#### DIRECTIVE
How many lines in these records hold the string "VALUE"? State only that number.

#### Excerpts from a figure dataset
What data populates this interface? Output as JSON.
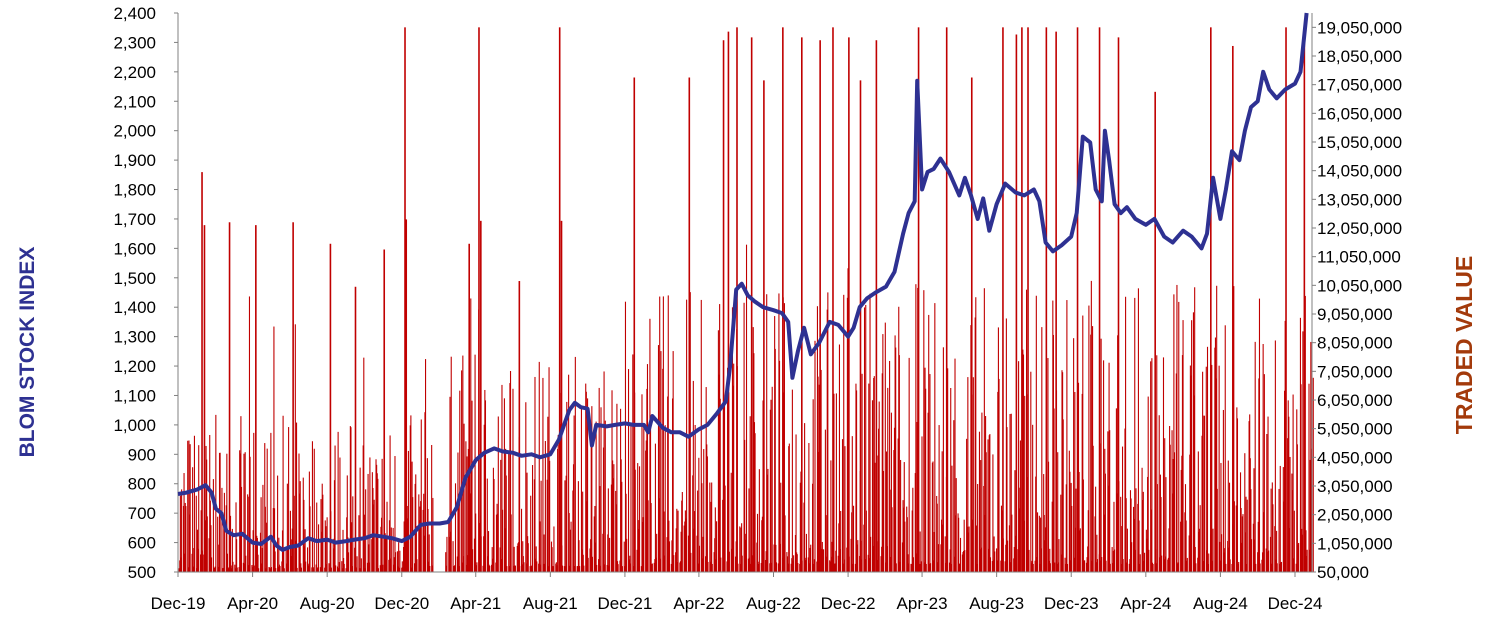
{
  "chart_data": {
    "type": "bar+line",
    "title": "",
    "xlabel": "",
    "ylabel_left": "BLOM STOCK INDEX",
    "ylabel_right": "TRADED VALUE",
    "x_ticks": [
      "Dec-19",
      "Apr-20",
      "Aug-20",
      "Dec-20",
      "Apr-21",
      "Aug-21",
      "Dec-21",
      "Apr-22",
      "Aug-22",
      "Dec-22",
      "Apr-23",
      "Aug-23",
      "Dec-23",
      "Apr-24",
      "Aug-24",
      "Dec-24"
    ],
    "y_left": {
      "min": 500,
      "max": 2400,
      "step": 100
    },
    "y_right": {
      "min": 50000,
      "max": 19050000,
      "step": 1000000
    },
    "grid": false,
    "legend": "none",
    "colors": {
      "index_line": "#2E3192",
      "traded_bars": "#C00000"
    },
    "series": [
      {
        "name": "BLOM STOCK INDEX",
        "type": "line",
        "axis": "left",
        "points": [
          [
            "2019-12-01",
            765
          ],
          [
            "2019-12-15",
            770
          ],
          [
            "2020-01-01",
            780
          ],
          [
            "2020-01-15",
            795
          ],
          [
            "2020-01-25",
            770
          ],
          [
            "2020-02-01",
            715
          ],
          [
            "2020-02-10",
            700
          ],
          [
            "2020-02-18",
            640
          ],
          [
            "2020-03-01",
            625
          ],
          [
            "2020-03-15",
            630
          ],
          [
            "2020-04-01",
            600
          ],
          [
            "2020-04-15",
            595
          ],
          [
            "2020-05-01",
            620
          ],
          [
            "2020-05-10",
            590
          ],
          [
            "2020-05-20",
            575
          ],
          [
            "2020-06-01",
            585
          ],
          [
            "2020-06-15",
            590
          ],
          [
            "2020-07-01",
            615
          ],
          [
            "2020-07-15",
            605
          ],
          [
            "2020-08-01",
            610
          ],
          [
            "2020-08-15",
            600
          ],
          [
            "2020-09-01",
            605
          ],
          [
            "2020-09-15",
            610
          ],
          [
            "2020-10-01",
            615
          ],
          [
            "2020-10-15",
            625
          ],
          [
            "2020-11-01",
            620
          ],
          [
            "2020-11-15",
            615
          ],
          [
            "2020-12-01",
            605
          ],
          [
            "2020-12-15",
            620
          ],
          [
            "2021-01-01",
            660
          ],
          [
            "2021-01-15",
            665
          ],
          [
            "2021-02-01",
            665
          ],
          [
            "2021-02-15",
            670
          ],
          [
            "2021-03-01",
            720
          ],
          [
            "2021-03-15",
            820
          ],
          [
            "2021-04-01",
            880
          ],
          [
            "2021-04-15",
            905
          ],
          [
            "2021-05-01",
            920
          ],
          [
            "2021-05-15",
            910
          ],
          [
            "2021-06-01",
            905
          ],
          [
            "2021-06-15",
            895
          ],
          [
            "2021-07-01",
            900
          ],
          [
            "2021-07-15",
            890
          ],
          [
            "2021-08-01",
            900
          ],
          [
            "2021-08-15",
            950
          ],
          [
            "2021-09-01",
            1050
          ],
          [
            "2021-09-10",
            1075
          ],
          [
            "2021-09-20",
            1060
          ],
          [
            "2021-10-01",
            1055
          ],
          [
            "2021-10-08",
            930
          ],
          [
            "2021-10-15",
            1000
          ],
          [
            "2021-11-01",
            995
          ],
          [
            "2021-11-15",
            1000
          ],
          [
            "2021-12-01",
            1005
          ],
          [
            "2021-12-15",
            1000
          ],
          [
            "2022-01-01",
            1000
          ],
          [
            "2022-01-08",
            975
          ],
          [
            "2022-01-15",
            1030
          ],
          [
            "2022-02-01",
            990
          ],
          [
            "2022-02-15",
            975
          ],
          [
            "2022-03-01",
            975
          ],
          [
            "2022-03-15",
            960
          ],
          [
            "2022-04-01",
            985
          ],
          [
            "2022-04-15",
            1000
          ],
          [
            "2022-05-01",
            1040
          ],
          [
            "2022-05-15",
            1080
          ],
          [
            "2022-05-22",
            1200
          ],
          [
            "2022-06-01",
            1460
          ],
          [
            "2022-06-10",
            1480
          ],
          [
            "2022-06-20",
            1440
          ],
          [
            "2022-07-01",
            1420
          ],
          [
            "2022-07-15",
            1400
          ],
          [
            "2022-08-01",
            1390
          ],
          [
            "2022-08-15",
            1380
          ],
          [
            "2022-08-25",
            1350
          ],
          [
            "2022-09-01",
            1160
          ],
          [
            "2022-09-10",
            1250
          ],
          [
            "2022-09-20",
            1330
          ],
          [
            "2022-10-01",
            1240
          ],
          [
            "2022-10-15",
            1280
          ],
          [
            "2022-11-01",
            1350
          ],
          [
            "2022-11-15",
            1340
          ],
          [
            "2022-12-01",
            1300
          ],
          [
            "2022-12-10",
            1330
          ],
          [
            "2022-12-20",
            1400
          ],
          [
            "2023-01-01",
            1430
          ],
          [
            "2023-01-15",
            1450
          ],
          [
            "2023-02-01",
            1470
          ],
          [
            "2023-02-15",
            1520
          ],
          [
            "2023-03-01",
            1650
          ],
          [
            "2023-03-10",
            1720
          ],
          [
            "2023-03-20",
            1760
          ],
          [
            "2023-03-24",
            2170
          ],
          [
            "2023-04-01",
            1800
          ],
          [
            "2023-04-10",
            1860
          ],
          [
            "2023-04-20",
            1870
          ],
          [
            "2023-05-01",
            1905
          ],
          [
            "2023-05-15",
            1860
          ],
          [
            "2023-06-01",
            1780
          ],
          [
            "2023-06-10",
            1840
          ],
          [
            "2023-06-20",
            1780
          ],
          [
            "2023-07-01",
            1700
          ],
          [
            "2023-07-10",
            1770
          ],
          [
            "2023-07-20",
            1660
          ],
          [
            "2023-08-01",
            1750
          ],
          [
            "2023-08-15",
            1820
          ],
          [
            "2023-09-01",
            1790
          ],
          [
            "2023-09-15",
            1780
          ],
          [
            "2023-10-01",
            1800
          ],
          [
            "2023-10-10",
            1760
          ],
          [
            "2023-10-20",
            1620
          ],
          [
            "2023-11-01",
            1590
          ],
          [
            "2023-11-15",
            1610
          ],
          [
            "2023-12-01",
            1640
          ],
          [
            "2023-12-10",
            1720
          ],
          [
            "2023-12-20",
            1980
          ],
          [
            "2024-01-01",
            1960
          ],
          [
            "2024-01-10",
            1800
          ],
          [
            "2024-01-20",
            1760
          ],
          [
            "2024-01-25",
            2000
          ],
          [
            "2024-02-01",
            1900
          ],
          [
            "2024-02-10",
            1750
          ],
          [
            "2024-02-20",
            1720
          ],
          [
            "2024-03-01",
            1740
          ],
          [
            "2024-03-15",
            1700
          ],
          [
            "2024-04-01",
            1680
          ],
          [
            "2024-04-15",
            1700
          ],
          [
            "2024-05-01",
            1640
          ],
          [
            "2024-05-15",
            1620
          ],
          [
            "2024-06-01",
            1660
          ],
          [
            "2024-06-15",
            1640
          ],
          [
            "2024-07-01",
            1600
          ],
          [
            "2024-07-10",
            1650
          ],
          [
            "2024-07-20",
            1840
          ],
          [
            "2024-08-01",
            1700
          ],
          [
            "2024-08-10",
            1800
          ],
          [
            "2024-08-20",
            1930
          ],
          [
            "2024-09-01",
            1900
          ],
          [
            "2024-09-10",
            2000
          ],
          [
            "2024-09-20",
            2080
          ],
          [
            "2024-10-01",
            2100
          ],
          [
            "2024-10-10",
            2200
          ],
          [
            "2024-10-20",
            2140
          ],
          [
            "2024-11-01",
            2110
          ],
          [
            "2024-11-15",
            2140
          ],
          [
            "2024-12-01",
            2160
          ],
          [
            "2024-12-10",
            2200
          ],
          [
            "2024-12-20",
            2400
          ]
        ]
      },
      {
        "name": "TRADED VALUE",
        "type": "bar",
        "axis": "right",
        "approx_daily_range": [
          50000,
          19050000
        ],
        "gap": [
          "2021-01-20",
          "2021-02-10"
        ],
        "spikes": [
          [
            "2020-01-08",
            14000000
          ],
          [
            "2020-01-12",
            12150000
          ],
          [
            "2020-02-22",
            12250000
          ],
          [
            "2020-04-05",
            12150000
          ],
          [
            "2020-06-05",
            12250000
          ],
          [
            "2020-08-05",
            11500000
          ],
          [
            "2020-09-15",
            10000000
          ],
          [
            "2020-11-01",
            11300000
          ],
          [
            "2020-12-05",
            19050000
          ],
          [
            "2020-12-07",
            12350000
          ],
          [
            "2021-03-20",
            11500000
          ],
          [
            "2021-04-05",
            19050000
          ],
          [
            "2021-04-08",
            12300000
          ],
          [
            "2021-06-10",
            10200000
          ],
          [
            "2021-08-15",
            19050000
          ],
          [
            "2021-08-18",
            12300000
          ],
          [
            "2021-12-15",
            17300000
          ],
          [
            "2022-03-15",
            17300000
          ],
          [
            "2022-05-10",
            18600000
          ],
          [
            "2022-05-18",
            18900000
          ],
          [
            "2022-06-01",
            19050000
          ],
          [
            "2022-06-25",
            18700000
          ],
          [
            "2022-07-15",
            17200000
          ],
          [
            "2022-08-15",
            19050000
          ],
          [
            "2022-09-15",
            18700000
          ],
          [
            "2022-10-15",
            18600000
          ],
          [
            "2022-11-05",
            19050000
          ],
          [
            "2022-12-01",
            18700000
          ],
          [
            "2022-12-20",
            17200000
          ],
          [
            "2023-01-15",
            18600000
          ],
          [
            "2023-03-25",
            19050000
          ],
          [
            "2023-05-10",
            19050000
          ],
          [
            "2023-06-20",
            17300000
          ],
          [
            "2023-08-10",
            19050000
          ],
          [
            "2023-09-01",
            18800000
          ],
          [
            "2023-09-10",
            19050000
          ],
          [
            "2023-09-20",
            19050000
          ],
          [
            "2023-10-20",
            19050000
          ],
          [
            "2023-11-05",
            18900000
          ],
          [
            "2023-12-10",
            19050000
          ],
          [
            "2024-01-15",
            19050000
          ],
          [
            "2024-02-15",
            18700000
          ],
          [
            "2024-04-15",
            16800000
          ],
          [
            "2024-07-15",
            19050000
          ],
          [
            "2024-08-20",
            18400000
          ],
          [
            "2024-11-15",
            19050000
          ],
          [
            "2024-12-15",
            19050000
          ]
        ]
      }
    ]
  }
}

#### WORKED ANSWER
2